"""
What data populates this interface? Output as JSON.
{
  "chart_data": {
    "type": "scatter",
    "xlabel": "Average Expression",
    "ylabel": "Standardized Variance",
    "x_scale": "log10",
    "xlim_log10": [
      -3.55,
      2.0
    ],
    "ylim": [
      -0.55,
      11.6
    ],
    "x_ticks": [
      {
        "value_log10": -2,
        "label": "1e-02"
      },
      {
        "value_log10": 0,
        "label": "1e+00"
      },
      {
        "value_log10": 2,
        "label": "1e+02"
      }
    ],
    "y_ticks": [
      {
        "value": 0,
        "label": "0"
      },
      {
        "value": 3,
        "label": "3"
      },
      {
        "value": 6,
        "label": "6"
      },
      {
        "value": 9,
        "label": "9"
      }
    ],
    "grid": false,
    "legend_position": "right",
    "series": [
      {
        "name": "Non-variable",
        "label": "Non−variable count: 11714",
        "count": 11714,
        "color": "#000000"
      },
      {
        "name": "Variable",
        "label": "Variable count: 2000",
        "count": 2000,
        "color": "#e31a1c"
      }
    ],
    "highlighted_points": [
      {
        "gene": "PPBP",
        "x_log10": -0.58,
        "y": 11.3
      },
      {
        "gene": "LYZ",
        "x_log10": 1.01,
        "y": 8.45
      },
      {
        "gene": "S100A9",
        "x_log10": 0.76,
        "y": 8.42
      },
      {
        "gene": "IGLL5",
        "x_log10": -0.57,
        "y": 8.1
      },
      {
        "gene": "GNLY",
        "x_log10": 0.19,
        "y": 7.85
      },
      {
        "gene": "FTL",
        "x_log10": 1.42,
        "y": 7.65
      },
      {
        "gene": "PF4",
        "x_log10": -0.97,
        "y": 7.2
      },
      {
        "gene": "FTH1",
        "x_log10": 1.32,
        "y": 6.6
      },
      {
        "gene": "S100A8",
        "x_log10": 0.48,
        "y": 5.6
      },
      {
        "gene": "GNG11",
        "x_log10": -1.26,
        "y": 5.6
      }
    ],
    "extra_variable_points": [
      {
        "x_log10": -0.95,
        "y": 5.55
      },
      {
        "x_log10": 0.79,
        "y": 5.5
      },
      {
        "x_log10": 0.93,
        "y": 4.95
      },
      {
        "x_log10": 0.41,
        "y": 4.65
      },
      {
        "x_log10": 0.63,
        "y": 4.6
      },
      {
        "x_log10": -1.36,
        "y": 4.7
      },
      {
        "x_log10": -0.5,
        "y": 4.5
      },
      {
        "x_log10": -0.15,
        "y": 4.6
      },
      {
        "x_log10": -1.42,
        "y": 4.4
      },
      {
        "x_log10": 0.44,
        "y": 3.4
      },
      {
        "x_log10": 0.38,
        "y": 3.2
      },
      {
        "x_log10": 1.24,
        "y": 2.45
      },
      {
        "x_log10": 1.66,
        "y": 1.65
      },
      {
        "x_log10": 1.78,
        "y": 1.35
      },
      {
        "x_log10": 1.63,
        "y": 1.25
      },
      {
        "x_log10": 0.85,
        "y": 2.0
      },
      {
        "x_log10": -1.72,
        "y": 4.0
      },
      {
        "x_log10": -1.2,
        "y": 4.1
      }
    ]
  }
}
"""
▶ Given task
Transcribe every record above exactly as it appears.

▶ Result for this task
What data populates this interface? Output as JSON.
{
  "chart_data": {
    "type": "scatter",
    "xlabel": "Average Expression",
    "ylabel": "Standardized Variance",
    "x_scale": "log10",
    "xlim_log10": [
      -3.55,
      2.0
    ],
    "ylim": [
      -0.55,
      11.6
    ],
    "x_ticks": [
      {
        "value_log10": -2,
        "label": "1e-02"
      },
      {
        "value_log10": 0,
        "label": "1e+00"
      },
      {
        "value_log10": 2,
        "label": "1e+02"
      }
    ],
    "y_ticks": [
      {
        "value": 0,
        "label": "0"
      },
      {
        "value": 3,
        "label": "3"
      },
      {
        "value": 6,
        "label": "6"
      },
      {
        "value": 9,
        "label": "9"
      }
    ],
    "grid": false,
    "legend_position": "right",
    "series": [
      {
        "name": "Non-variable",
        "label": "Non−variable count: 11714",
        "count": 11714,
        "color": "#000000"
      },
      {
        "name": "Variable",
        "label": "Variable count: 2000",
        "count": 2000,
        "color": "#e31a1c"
      }
    ],
    "highlighted_points": [
      {
        "gene": "PPBP",
        "x_log10": -0.58,
        "y": 11.3
      },
      {
        "gene": "LYZ",
        "x_log10": 1.01,
        "y": 8.45
      },
      {
        "gene": "S100A9",
        "x_log10": 0.76,
        "y": 8.42
      },
      {
        "gene": "IGLL5",
        "x_log10": -0.57,
        "y": 8.1
      },
      {
        "gene": "GNLY",
        "x_log10": 0.19,
        "y": 7.85
      },
      {
        "gene": "FTL",
        "x_log10": 1.42,
        "y": 7.65
      },
      {
        "gene": "PF4",
        "x_log10": -0.97,
        "y": 7.2
      },
      {
        "gene": "FTH1",
        "x_log10": 1.32,
        "y": 6.6
      },
      {
        "gene": "S100A8",
        "x_log10": 0.48,
        "y": 5.6
      },
      {
        "gene": "GNG11",
        "x_log10": -1.26,
        "y": 5.6
      }
    ],
    "extra_variable_points": [
      {
        "x_log10": -0.95,
        "y": 5.55
      },
      {
        "x_log10": 0.79,
        "y": 5.5
      },
      {
        "x_log10": 0.93,
        "y": 4.95
      },
      {
        "x_log10": 0.41,
        "y": 4.65
      },
      {
        "x_log10": 0.63,
        "y": 4.6
      },
      {
        "x_log10": -1.36,
        "y": 4.7
      },
      {
        "x_log10": -0.5,
        "y": 4.5
      },
      {
        "x_log10": -0.15,
        "y": 4.6
      },
      {
        "x_log10": -1.42,
        "y": 4.4
      },
      {
        "x_log10": 0.44,
        "y": 3.4
      },
      {
        "x_log10": 0.38,
        "y": 3.2
      },
      {
        "x_log10": 1.24,
        "y": 2.45
      },
      {
        "x_log10": 1.66,
        "y": 1.65
      },
      {
        "x_log10": 1.78,
        "y": 1.35
      },
      {
        "x_log10": 1.63,
        "y": 1.25
      },
      {
        "x_log10": 0.85,
        "y": 2.0
      },
      {
        "x_log10": -1.72,
        "y": 4.0
      },
      {
        "x_log10": -1.2,
        "y": 4.1
      }
    ]
  }
}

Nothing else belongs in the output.